DIRECTIONS FOR THIS TASK -> Reproduce the listing below in its entirety. Change nothing.

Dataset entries
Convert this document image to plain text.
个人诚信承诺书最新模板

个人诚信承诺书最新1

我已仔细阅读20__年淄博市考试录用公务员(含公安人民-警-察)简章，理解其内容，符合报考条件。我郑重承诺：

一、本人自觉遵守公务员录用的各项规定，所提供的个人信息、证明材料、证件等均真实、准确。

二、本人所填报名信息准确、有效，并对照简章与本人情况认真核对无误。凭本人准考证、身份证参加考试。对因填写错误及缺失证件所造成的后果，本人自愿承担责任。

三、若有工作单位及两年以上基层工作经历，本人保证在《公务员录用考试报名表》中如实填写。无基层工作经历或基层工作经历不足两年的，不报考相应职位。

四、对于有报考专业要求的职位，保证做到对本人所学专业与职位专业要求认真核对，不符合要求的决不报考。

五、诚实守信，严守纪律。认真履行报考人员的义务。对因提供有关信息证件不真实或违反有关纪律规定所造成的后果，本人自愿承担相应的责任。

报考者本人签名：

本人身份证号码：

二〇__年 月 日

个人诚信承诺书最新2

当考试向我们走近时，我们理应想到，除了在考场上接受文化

WRITTEN REPLY ->
Convert this document image to plain text.
个人诚信承诺书最新模板

个人诚信承诺书最新1

我已仔细阅读20__年淄博市考试录用公务员(含公安人民-警-察)简章，理解其内容，符合报考条件。我郑重承诺：

一、本人自觉遵守公务员录用的各项规定，所提供的个人信息、证明材料、证件等均真实、准确。

二、本人所填报名信息准确、有效，并对照简章与本人情况认真核对无误。凭本人准考证、身份证参加考试。对因填写错误及缺失证件所造成的后果，本人自愿承担责任。

三、若有工作单位及两年以上基层工作经历，本人保证在《公务员录用考试报名表》中如实填写。无基层工作经历或基层工作经历不足两年的，不报考相应职位。

四、对于有报考专业要求的职位，保证做到对本人所学专业与职位专业要求认真核对，不符合要求的决不报考。

五、诚实守信，严守纪律。认真履行报考人员的义务。对因提供有关信息证件不真实或违反有关纪律规定所造成的后果，本人自愿承担相应的责任。

报考者本人签名：

本人身份证号码：

二〇__年 月 日

个人诚信承诺书最新2

当考试向我们走近时，我们理应想到，除了在考场上接受文化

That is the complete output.